**Problem**
Keep only the lines of the listing that include the word "title", and copy them.

[Extracted records]
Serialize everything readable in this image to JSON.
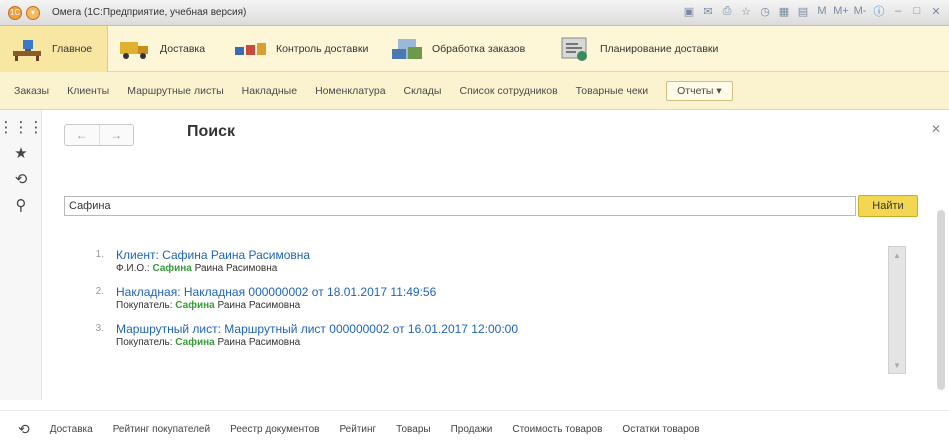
{
  "window": {
    "title": "Омега  (1С:Предприятие, учебная версия)",
    "tools": [
      "save-icon",
      "mail-icon",
      "preview-icon",
      "favorite-icon",
      "history-icon",
      "calendar-icon",
      "calc-icon",
      "M",
      "M+",
      "M-",
      "info-icon",
      "minimize-icon",
      "maximize-icon",
      "close-icon"
    ]
  },
  "sections": [
    {
      "label": "Главное",
      "icon": "desk-icon",
      "active": true
    },
    {
      "label": "Доставка",
      "icon": "truck-icon"
    },
    {
      "label": "Контроль доставки",
      "icon": "control-icon"
    },
    {
      "label": "Обработка заказов",
      "icon": "orders-icon"
    },
    {
      "label": "Планирование доставки",
      "icon": "planning-icon"
    }
  ],
  "functions": [
    "Заказы",
    "Клиенты",
    "Маршрутные листы",
    "Накладные",
    "Номенклатура",
    "Склады",
    "Список сотрудников",
    "Товарные чеки"
  ],
  "functions_dropdown": "Отчеты",
  "page": {
    "title": "Поиск",
    "search_value": "Сафина",
    "find_label": "Найти"
  },
  "results": [
    {
      "num": "1.",
      "link": "Клиент: Сафина Раина Расимовна",
      "label": "Ф.И.О.:",
      "hl": "Сафина",
      "rest": "Раина Расимовна"
    },
    {
      "num": "2.",
      "link": "Накладная: Накладная 000000002 от 18.01.2017 11:49:56",
      "label": "Покупатель:",
      "hl": "Сафина",
      "rest": "Раина Расимовна"
    },
    {
      "num": "3.",
      "link": "Маршрутный лист: Маршрутный лист 000000002 от 16.01.2017 12:00:00",
      "label": "Покупатель:",
      "hl": "Сафина",
      "rest": "Раина Расимовна"
    }
  ],
  "bottom": [
    "Доставка",
    "Рейтинг покупателей",
    "Реестр документов",
    "Рейтинг",
    "Товары",
    "Продажи",
    "Стоимость товаров",
    "Остатки товаров"
  ]
}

**Reply to the task**
    "title": "Омега  (1С:Предприятие, учебная версия)",
    "title": "Поиск",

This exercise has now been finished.